REQUIRED WORK ▸
Reproduce the rows word for word, from the start of the rows through the line that contains "legend-color-key-2 [525,97,533,105]", with both ends included.

Element box records ▸
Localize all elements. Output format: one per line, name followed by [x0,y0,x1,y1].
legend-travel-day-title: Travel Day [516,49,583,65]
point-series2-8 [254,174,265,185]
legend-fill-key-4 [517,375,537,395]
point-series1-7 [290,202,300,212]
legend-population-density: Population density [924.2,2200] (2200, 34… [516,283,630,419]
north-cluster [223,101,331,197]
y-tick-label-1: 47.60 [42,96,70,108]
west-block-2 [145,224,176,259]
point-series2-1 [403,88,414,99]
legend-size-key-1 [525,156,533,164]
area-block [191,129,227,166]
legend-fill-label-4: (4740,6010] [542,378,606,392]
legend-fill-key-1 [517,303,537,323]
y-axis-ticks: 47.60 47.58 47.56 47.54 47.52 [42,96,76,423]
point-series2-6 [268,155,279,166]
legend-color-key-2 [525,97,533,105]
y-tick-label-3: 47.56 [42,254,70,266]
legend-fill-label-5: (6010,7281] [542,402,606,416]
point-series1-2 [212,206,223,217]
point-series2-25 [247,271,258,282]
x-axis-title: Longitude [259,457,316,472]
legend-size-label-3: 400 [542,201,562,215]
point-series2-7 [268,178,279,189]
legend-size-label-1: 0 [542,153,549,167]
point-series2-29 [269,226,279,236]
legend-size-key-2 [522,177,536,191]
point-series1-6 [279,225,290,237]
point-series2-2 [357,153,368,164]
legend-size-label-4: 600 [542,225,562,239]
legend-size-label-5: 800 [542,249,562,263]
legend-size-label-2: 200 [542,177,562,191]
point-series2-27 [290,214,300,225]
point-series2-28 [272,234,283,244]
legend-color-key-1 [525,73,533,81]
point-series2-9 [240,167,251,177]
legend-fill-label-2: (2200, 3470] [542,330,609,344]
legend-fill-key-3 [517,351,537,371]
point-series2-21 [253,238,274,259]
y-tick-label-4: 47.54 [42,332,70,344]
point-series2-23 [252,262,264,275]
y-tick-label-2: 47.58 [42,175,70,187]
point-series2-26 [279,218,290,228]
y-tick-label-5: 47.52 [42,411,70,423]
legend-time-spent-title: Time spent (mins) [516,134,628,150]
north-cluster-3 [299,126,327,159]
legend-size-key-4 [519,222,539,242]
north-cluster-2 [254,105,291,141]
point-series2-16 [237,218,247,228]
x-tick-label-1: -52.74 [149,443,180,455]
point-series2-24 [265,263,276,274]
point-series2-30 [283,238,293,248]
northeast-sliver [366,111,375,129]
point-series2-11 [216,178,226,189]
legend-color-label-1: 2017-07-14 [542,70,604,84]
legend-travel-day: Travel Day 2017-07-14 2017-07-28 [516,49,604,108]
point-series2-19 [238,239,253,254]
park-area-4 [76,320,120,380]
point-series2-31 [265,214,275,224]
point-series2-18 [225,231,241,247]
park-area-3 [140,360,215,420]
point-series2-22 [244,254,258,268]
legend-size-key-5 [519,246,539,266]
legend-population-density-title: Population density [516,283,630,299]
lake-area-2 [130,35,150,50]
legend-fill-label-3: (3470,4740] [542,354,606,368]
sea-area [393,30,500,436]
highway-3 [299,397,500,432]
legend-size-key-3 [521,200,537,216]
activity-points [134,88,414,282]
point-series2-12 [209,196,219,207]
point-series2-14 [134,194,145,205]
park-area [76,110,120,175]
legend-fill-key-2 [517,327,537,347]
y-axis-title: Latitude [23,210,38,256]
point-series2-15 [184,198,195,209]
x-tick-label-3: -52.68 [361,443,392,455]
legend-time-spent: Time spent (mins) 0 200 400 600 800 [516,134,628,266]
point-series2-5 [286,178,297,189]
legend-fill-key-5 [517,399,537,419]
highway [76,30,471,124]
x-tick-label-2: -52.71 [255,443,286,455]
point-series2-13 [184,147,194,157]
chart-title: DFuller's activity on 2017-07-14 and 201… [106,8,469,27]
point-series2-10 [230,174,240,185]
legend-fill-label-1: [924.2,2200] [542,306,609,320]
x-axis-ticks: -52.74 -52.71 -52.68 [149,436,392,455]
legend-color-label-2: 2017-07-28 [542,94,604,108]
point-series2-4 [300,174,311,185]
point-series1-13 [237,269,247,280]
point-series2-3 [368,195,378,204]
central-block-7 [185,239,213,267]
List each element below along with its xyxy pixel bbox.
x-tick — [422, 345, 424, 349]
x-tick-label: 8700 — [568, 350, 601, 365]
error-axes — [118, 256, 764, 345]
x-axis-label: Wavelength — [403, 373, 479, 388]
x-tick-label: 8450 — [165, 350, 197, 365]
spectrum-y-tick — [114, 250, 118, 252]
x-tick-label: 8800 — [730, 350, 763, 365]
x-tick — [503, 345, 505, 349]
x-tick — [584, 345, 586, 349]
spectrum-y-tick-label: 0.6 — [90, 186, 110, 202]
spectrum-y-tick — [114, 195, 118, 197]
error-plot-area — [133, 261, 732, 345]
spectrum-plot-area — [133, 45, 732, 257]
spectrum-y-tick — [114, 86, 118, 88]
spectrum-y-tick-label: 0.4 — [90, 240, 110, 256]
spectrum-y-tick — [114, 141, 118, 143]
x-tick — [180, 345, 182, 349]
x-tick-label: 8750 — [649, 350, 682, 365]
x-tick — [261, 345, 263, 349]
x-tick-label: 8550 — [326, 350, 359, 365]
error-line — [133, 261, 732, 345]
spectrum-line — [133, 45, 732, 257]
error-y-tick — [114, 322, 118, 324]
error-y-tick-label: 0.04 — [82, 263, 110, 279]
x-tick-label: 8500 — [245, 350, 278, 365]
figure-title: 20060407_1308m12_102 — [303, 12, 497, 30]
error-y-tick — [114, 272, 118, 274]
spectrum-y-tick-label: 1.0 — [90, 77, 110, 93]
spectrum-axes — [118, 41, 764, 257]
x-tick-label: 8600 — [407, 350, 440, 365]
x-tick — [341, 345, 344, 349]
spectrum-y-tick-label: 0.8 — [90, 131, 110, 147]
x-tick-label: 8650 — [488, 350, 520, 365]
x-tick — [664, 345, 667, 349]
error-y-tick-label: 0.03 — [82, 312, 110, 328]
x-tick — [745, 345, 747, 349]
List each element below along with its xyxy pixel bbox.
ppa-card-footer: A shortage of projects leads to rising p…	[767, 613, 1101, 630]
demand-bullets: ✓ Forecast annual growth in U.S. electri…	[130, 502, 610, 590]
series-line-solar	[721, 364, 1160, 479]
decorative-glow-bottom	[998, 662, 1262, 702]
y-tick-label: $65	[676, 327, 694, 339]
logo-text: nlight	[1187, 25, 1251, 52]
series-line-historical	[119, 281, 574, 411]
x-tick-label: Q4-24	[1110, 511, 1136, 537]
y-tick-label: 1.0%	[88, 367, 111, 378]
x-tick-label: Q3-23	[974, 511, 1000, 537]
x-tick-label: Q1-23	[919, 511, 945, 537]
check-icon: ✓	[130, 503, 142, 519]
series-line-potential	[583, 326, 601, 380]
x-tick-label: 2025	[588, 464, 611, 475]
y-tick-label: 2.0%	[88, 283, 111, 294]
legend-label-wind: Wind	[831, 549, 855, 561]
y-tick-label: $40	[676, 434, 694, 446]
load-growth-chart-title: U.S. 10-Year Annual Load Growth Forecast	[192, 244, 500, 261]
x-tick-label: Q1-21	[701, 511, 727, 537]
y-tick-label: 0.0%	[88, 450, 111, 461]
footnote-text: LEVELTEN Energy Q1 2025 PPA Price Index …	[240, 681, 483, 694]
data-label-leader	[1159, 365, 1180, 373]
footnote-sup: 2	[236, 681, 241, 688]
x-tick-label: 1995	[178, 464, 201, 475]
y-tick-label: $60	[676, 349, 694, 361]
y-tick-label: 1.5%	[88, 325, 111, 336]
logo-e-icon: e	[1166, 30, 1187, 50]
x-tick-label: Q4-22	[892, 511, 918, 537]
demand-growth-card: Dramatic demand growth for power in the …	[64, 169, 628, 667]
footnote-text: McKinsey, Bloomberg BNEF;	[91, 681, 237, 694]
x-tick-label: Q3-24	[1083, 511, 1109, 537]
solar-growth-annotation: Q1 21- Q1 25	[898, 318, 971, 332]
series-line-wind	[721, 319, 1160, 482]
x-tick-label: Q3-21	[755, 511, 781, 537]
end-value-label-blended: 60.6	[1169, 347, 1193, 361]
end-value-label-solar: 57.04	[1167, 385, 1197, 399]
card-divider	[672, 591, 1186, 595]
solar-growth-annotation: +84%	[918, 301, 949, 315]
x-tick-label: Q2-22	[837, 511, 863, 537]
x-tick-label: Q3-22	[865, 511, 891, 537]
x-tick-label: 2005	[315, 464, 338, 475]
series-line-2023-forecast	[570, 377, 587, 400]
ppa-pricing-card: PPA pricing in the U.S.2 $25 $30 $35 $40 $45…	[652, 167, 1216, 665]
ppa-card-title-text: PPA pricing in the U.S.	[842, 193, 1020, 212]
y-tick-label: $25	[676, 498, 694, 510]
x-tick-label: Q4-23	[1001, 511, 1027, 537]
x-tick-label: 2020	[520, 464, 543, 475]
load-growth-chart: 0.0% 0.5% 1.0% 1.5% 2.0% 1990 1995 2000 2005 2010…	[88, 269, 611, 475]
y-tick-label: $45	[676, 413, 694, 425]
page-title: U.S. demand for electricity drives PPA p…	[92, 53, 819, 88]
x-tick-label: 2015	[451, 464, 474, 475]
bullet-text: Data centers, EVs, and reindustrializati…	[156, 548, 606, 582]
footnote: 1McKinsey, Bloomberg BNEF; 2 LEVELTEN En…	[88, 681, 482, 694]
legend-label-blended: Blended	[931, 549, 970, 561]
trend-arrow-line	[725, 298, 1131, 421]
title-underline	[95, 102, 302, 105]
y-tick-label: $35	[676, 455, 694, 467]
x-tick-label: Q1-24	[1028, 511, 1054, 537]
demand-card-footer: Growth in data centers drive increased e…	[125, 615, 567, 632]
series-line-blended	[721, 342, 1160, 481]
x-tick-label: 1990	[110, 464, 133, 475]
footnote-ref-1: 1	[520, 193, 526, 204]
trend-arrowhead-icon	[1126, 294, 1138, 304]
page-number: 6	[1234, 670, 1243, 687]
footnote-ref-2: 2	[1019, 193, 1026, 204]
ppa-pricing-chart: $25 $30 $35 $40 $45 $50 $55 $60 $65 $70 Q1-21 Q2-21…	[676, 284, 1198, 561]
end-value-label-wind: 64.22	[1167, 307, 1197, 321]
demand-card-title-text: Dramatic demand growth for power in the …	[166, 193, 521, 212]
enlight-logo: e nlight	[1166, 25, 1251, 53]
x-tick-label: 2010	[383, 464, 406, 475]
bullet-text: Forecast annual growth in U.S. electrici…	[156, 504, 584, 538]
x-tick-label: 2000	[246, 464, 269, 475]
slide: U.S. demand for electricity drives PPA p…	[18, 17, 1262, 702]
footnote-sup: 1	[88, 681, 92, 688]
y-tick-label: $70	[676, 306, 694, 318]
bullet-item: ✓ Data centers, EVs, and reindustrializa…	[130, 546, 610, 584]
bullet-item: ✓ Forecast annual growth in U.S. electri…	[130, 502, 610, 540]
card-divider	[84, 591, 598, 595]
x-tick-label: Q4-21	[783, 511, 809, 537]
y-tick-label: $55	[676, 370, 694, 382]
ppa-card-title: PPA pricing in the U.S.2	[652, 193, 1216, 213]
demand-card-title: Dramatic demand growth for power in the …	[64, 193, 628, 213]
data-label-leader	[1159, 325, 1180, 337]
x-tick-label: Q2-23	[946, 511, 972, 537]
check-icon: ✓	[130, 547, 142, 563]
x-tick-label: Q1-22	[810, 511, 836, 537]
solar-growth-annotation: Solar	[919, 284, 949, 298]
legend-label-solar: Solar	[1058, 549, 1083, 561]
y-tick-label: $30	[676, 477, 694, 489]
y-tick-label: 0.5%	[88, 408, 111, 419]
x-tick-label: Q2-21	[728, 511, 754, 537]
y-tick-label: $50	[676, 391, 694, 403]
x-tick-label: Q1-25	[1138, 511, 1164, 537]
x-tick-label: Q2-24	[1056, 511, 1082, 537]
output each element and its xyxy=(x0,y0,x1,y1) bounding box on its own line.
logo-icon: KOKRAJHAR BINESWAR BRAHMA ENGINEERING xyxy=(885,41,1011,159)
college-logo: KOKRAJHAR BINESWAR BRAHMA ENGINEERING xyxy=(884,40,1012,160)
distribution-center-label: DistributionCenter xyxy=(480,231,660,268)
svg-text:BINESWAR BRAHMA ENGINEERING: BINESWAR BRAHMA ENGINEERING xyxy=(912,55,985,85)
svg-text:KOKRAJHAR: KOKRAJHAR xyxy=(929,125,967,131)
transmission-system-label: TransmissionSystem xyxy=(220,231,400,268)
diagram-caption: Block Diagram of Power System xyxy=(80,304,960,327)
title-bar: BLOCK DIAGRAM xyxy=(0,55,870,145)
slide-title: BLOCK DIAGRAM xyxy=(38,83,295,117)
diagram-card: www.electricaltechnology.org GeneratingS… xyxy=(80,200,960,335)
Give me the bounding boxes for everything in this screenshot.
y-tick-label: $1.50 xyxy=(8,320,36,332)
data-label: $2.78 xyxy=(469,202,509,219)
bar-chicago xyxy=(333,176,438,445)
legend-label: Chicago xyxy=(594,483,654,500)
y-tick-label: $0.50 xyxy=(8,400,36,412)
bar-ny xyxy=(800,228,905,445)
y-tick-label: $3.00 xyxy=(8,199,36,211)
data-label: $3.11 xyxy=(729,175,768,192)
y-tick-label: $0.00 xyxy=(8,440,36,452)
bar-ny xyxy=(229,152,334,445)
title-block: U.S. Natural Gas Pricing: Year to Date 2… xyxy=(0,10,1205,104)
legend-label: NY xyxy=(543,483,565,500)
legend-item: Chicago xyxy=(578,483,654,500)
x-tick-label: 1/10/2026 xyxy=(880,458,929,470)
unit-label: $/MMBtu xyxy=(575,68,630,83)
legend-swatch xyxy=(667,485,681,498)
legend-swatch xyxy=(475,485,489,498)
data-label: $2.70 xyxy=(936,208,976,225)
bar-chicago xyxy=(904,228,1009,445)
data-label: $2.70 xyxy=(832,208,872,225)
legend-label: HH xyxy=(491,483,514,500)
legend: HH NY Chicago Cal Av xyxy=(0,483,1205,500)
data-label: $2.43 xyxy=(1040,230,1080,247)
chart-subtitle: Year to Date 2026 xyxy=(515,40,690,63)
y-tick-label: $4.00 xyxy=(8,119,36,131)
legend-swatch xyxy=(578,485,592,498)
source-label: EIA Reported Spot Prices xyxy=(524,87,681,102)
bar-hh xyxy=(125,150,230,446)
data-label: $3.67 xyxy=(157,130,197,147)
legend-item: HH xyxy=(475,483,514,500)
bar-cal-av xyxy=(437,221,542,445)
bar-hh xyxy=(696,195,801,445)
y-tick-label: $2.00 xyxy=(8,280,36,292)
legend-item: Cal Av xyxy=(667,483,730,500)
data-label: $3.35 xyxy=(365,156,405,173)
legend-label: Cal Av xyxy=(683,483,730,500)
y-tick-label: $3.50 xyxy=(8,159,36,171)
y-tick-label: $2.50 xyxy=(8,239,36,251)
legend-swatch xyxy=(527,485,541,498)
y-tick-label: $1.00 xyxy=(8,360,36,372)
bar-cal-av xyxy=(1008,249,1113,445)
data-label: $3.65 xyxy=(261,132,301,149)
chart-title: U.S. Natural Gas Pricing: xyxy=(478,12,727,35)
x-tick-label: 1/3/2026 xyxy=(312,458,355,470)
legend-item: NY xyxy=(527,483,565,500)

WRITTEN RESPONSE ▸
Localize all elements. Output format: one per line, name followed by [x0,y0,x1,y1].
legend-travel-day-title: Travel Day [516,49,583,65]
point-series2-8 [254,174,265,185]
legend-fill-key-4 [517,375,537,395]
point-series1-7 [290,202,300,212]
legend-population-density: Population density [924.2,2200] (2200, 34… [516,283,630,419]
north-cluster [223,101,331,197]
y-tick-label-1: 47.60 [42,96,70,108]
west-block-2 [145,224,176,259]
point-series2-1 [403,88,414,99]
legend-size-key-1 [525,156,533,164]
area-block [191,129,227,166]
legend-fill-label-4: (4740,6010] [542,378,606,392]
legend-fill-key-1 [517,303,537,323]
y-axis-ticks: 47.60 47.58 47.56 47.54 47.52 [42,96,76,423]
point-series2-6 [268,155,279,166]
legend-color-key-2 [525,97,533,105]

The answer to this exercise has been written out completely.